**What is needed**:
Transcribe the records that follow, preserving every word.

**Record excerpts**:
================

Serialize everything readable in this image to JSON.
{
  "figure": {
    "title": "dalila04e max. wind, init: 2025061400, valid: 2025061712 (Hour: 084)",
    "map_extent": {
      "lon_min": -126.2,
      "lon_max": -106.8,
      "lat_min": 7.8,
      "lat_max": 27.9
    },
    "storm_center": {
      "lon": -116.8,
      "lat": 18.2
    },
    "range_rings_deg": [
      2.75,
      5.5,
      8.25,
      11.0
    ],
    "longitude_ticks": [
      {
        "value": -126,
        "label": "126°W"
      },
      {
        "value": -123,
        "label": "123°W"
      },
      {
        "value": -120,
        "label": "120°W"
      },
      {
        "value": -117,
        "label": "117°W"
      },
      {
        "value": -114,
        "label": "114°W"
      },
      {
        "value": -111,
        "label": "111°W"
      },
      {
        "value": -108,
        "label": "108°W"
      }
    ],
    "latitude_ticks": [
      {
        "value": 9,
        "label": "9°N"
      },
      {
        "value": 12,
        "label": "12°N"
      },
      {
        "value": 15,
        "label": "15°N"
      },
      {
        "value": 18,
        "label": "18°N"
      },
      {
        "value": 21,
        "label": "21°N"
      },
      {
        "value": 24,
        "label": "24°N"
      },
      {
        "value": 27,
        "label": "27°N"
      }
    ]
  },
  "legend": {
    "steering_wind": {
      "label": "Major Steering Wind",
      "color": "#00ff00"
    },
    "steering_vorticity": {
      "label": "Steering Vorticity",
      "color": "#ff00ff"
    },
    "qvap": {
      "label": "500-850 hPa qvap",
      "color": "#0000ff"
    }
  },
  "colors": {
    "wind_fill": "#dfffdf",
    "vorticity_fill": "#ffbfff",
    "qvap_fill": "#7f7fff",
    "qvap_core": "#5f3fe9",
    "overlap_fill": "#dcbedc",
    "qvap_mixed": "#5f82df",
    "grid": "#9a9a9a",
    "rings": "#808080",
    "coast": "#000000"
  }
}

================

**Task response**:
Serialize everything readable in this image to JSON.
{
  "figure": {
    "title": "dalila04e max. wind, init: 2025061400, valid: 2025061712 (Hour: 084)",
    "map_extent": {
      "lon_min": -126.2,
      "lon_max": -106.8,
      "lat_min": 7.8,
      "lat_max": 27.9
    },
    "storm_center": {
      "lon": -116.8,
      "lat": 18.2
    },
    "range_rings_deg": [
      2.75,
      5.5,
      8.25,
      11.0
    ],
    "longitude_ticks": [
      {
        "value": -126,
        "label": "126°W"
      },
      {
        "value": -123,
        "label": "123°W"
      },
      {
        "value": -120,
        "label": "120°W"
      },
      {
        "value": -117,
        "label": "117°W"
      },
      {
        "value": -114,
        "label": "114°W"
      },
      {
        "value": -111,
        "label": "111°W"
      },
      {
        "value": -108,
        "label": "108°W"
      }
    ],
    "latitude_ticks": [
      {
        "value": 9,
        "label": "9°N"
      },
      {
        "value": 12,
        "label": "12°N"
      },
      {
        "value": 15,
        "label": "15°N"
      },
      {
        "value": 18,
        "label": "18°N"
      },
      {
        "value": 21,
        "label": "21°N"
      },
      {
        "value": 24,
        "label": "24°N"
      },
      {
        "value": 27,
        "label": "27°N"
      }
    ]
  },
  "legend": {
    "steering_wind": {
      "label": "Major Steering Wind",
      "color": "#00ff00"
    },
    "steering_vorticity": {
      "label": "Steering Vorticity",
      "color": "#ff00ff"
    },
    "qvap": {
      "label": "500-850 hPa qvap",
      "color": "#0000ff"
    }
  },
  "colors": {
    "wind_fill": "#dfffdf",
    "vorticity_fill": "#ffbfff",
    "qvap_fill": "#7f7fff",
    "qvap_core": "#5f3fe9",
    "overlap_fill": "#dcbedc",
    "qvap_mixed": "#5f82df",
    "grid": "#9a9a9a",
    "rings": "#808080",
    "coast": "#000000"
  }
}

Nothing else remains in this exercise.